### Material for this exercise
______
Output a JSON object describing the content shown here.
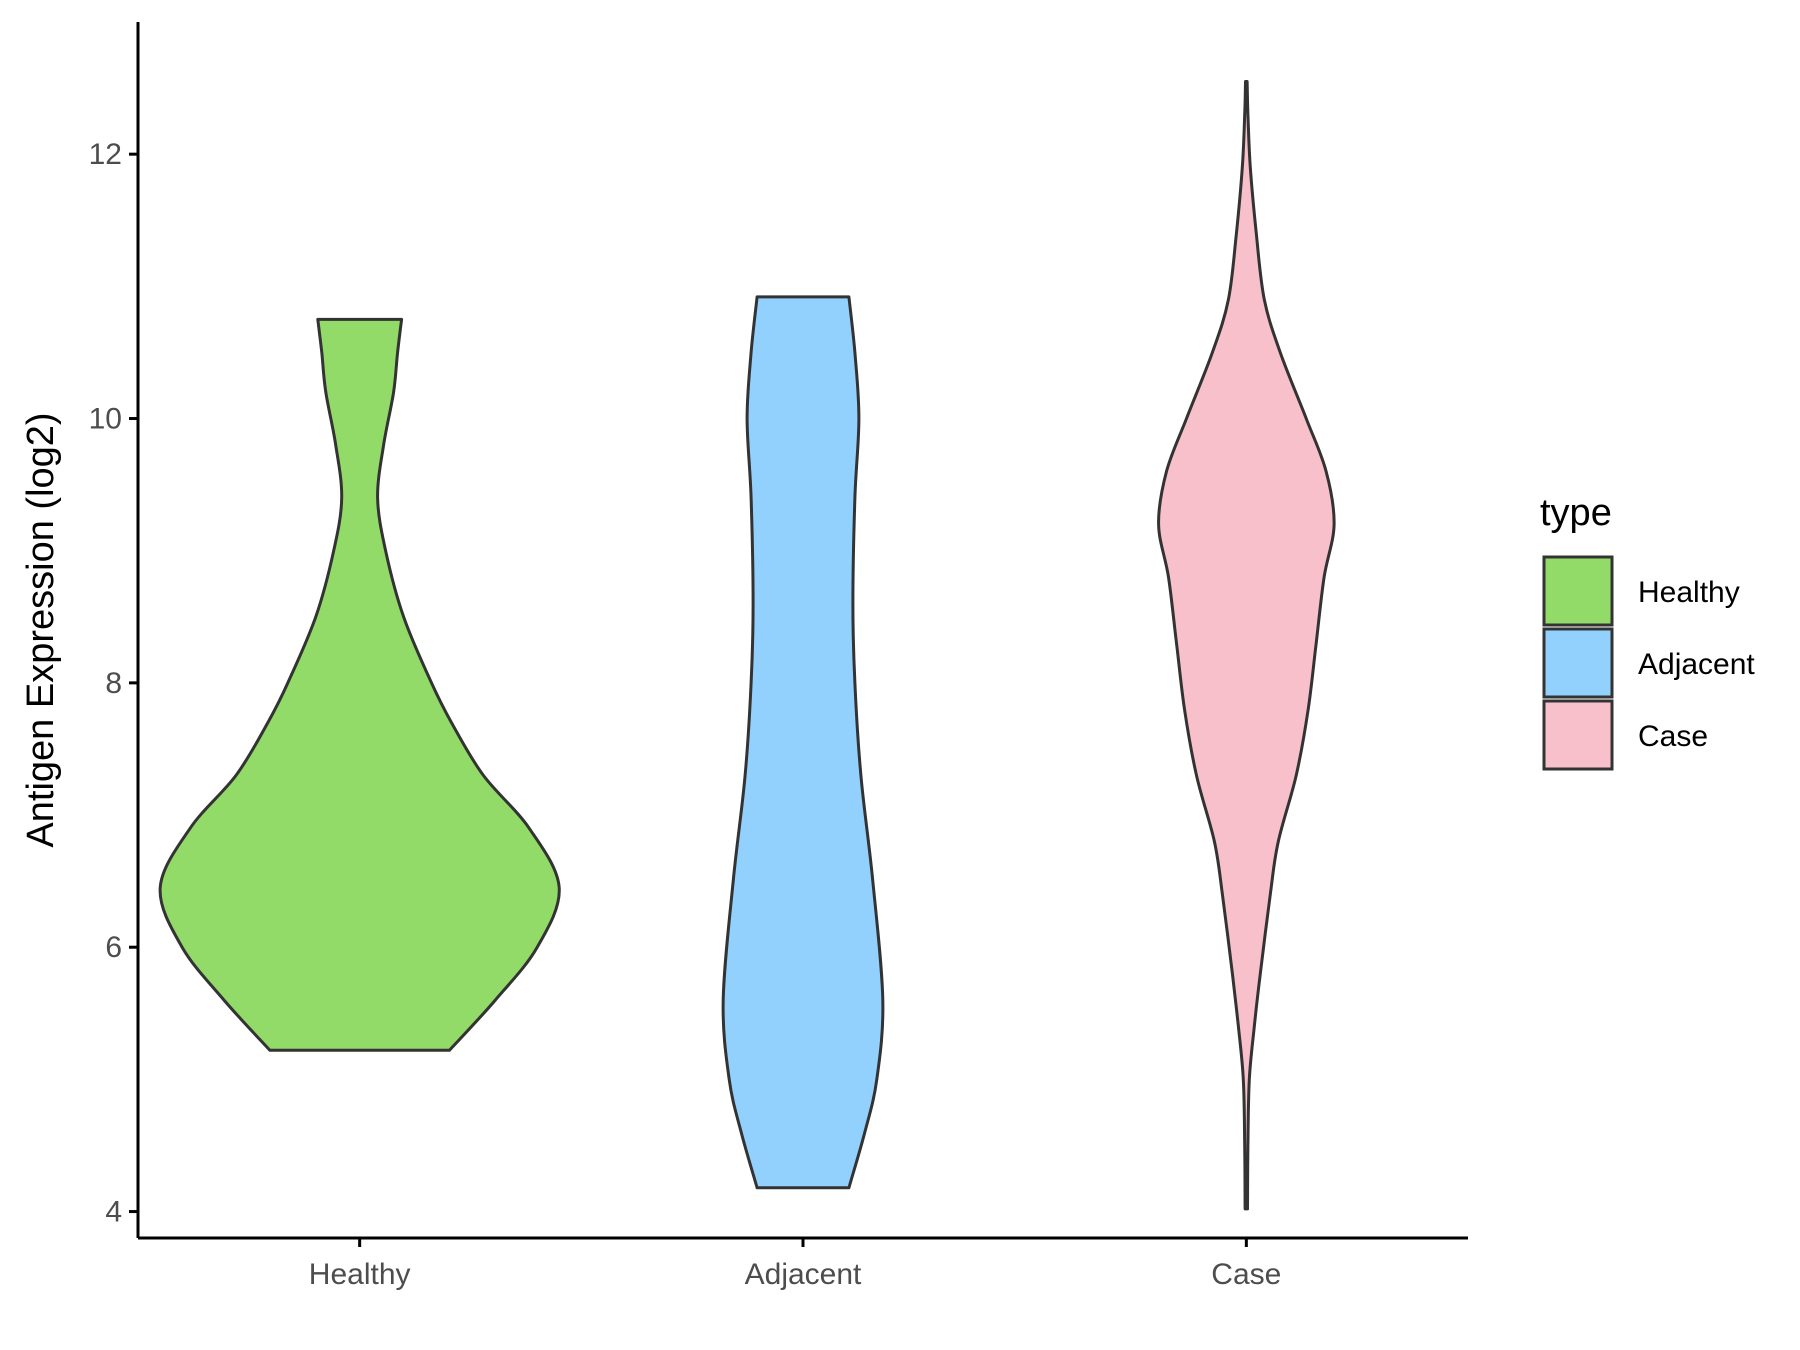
{
  "chart_data": {
    "type": "violin",
    "xlabel": "",
    "ylabel": "Antigen Expression (log2)",
    "ylim": [
      3.8,
      13.0
    ],
    "yticks": [
      4,
      6,
      8,
      10,
      12
    ],
    "ytick_labels": [
      "4",
      "6",
      "8",
      "10",
      "12"
    ],
    "categories": [
      "Healthy",
      "Adjacent",
      "Case"
    ],
    "grid": false,
    "legend": {
      "title": "type",
      "position": "right",
      "entries": [
        "Healthy",
        "Adjacent",
        "Case"
      ]
    },
    "colors": {
      "Healthy": "#93DB69",
      "Adjacent": "#92D1FE",
      "Case": "#F7C0CB",
      "outline": "#333333"
    },
    "series": [
      {
        "name": "Healthy",
        "min": 5.22,
        "max": 10.75,
        "density": [
          [
            5.22,
            0.45
          ],
          [
            5.6,
            0.68
          ],
          [
            6.0,
            0.89
          ],
          [
            6.45,
            1.0
          ],
          [
            6.9,
            0.85
          ],
          [
            7.3,
            0.62
          ],
          [
            7.7,
            0.46
          ],
          [
            8.0,
            0.36
          ],
          [
            8.5,
            0.22
          ],
          [
            9.0,
            0.13
          ],
          [
            9.4,
            0.09
          ],
          [
            9.8,
            0.12
          ],
          [
            10.2,
            0.17
          ],
          [
            10.5,
            0.19
          ],
          [
            10.75,
            0.21
          ]
        ]
      },
      {
        "name": "Adjacent",
        "min": 4.18,
        "max": 10.92,
        "density": [
          [
            4.18,
            0.23
          ],
          [
            4.6,
            0.31
          ],
          [
            5.0,
            0.37
          ],
          [
            5.6,
            0.4
          ],
          [
            6.5,
            0.35
          ],
          [
            7.3,
            0.29
          ],
          [
            8.0,
            0.26
          ],
          [
            8.6,
            0.25
          ],
          [
            9.4,
            0.26
          ],
          [
            10.0,
            0.28
          ],
          [
            10.5,
            0.26
          ],
          [
            10.92,
            0.23
          ]
        ]
      },
      {
        "name": "Case",
        "min": 4.02,
        "max": 12.55,
        "density": [
          [
            4.02,
            0.006
          ],
          [
            4.5,
            0.008
          ],
          [
            5.0,
            0.015
          ],
          [
            5.4,
            0.04
          ],
          [
            5.8,
            0.07
          ],
          [
            6.4,
            0.12
          ],
          [
            6.8,
            0.16
          ],
          [
            7.3,
            0.25
          ],
          [
            7.8,
            0.31
          ],
          [
            8.3,
            0.35
          ],
          [
            8.8,
            0.39
          ],
          [
            9.2,
            0.44
          ],
          [
            9.6,
            0.4
          ],
          [
            10.0,
            0.3
          ],
          [
            10.5,
            0.17
          ],
          [
            10.9,
            0.09
          ],
          [
            11.4,
            0.05
          ],
          [
            11.9,
            0.02
          ],
          [
            12.3,
            0.008
          ],
          [
            12.55,
            0.004
          ]
        ]
      }
    ]
  }
}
______
### Task objective
Go through the material and select each line with the string "Adjacent" in it.

### Task output
      "Adjacent",
        "Adjacent",
      "Adjacent": "#92D1FE",
        "name": "Adjacent",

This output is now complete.